┌──

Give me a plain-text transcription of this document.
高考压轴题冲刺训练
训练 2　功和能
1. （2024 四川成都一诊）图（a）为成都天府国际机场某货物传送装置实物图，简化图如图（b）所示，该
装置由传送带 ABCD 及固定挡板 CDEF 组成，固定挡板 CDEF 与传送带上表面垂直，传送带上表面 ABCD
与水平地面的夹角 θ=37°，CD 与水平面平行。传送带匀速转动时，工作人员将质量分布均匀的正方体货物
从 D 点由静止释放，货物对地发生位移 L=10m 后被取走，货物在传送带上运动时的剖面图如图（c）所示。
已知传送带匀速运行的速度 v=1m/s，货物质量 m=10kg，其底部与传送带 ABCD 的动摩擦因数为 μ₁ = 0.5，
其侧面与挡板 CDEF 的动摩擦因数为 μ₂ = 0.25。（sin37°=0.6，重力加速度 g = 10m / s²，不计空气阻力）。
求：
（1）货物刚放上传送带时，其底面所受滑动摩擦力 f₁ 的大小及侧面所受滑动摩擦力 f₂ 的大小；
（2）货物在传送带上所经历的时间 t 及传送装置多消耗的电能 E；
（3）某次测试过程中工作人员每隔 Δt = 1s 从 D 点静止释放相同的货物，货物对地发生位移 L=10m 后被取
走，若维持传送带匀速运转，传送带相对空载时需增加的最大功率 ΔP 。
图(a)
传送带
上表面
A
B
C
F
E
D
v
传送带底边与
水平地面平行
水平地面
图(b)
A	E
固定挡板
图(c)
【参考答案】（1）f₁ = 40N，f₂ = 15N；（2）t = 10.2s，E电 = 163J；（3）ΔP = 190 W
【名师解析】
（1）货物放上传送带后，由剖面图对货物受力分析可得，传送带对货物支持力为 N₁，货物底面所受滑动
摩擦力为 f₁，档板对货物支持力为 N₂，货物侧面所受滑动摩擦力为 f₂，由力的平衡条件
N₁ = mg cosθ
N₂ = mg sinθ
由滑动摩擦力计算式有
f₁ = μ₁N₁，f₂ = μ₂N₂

└──

Directive: From the entries above, copy every line where the word "CDEF" shows up.

Written reply:
装置由传送带 ABCD 及固定挡板 CDEF 组成，固定挡板 CDEF 与传送带上表面垂直，传送带上表面 ABCD
其侧面与挡板 CDEF 的动摩擦因数为 μ₂ = 0.25。（sin37°=0.6，重力加速度 g = 10m / s²，不计空气阻力）。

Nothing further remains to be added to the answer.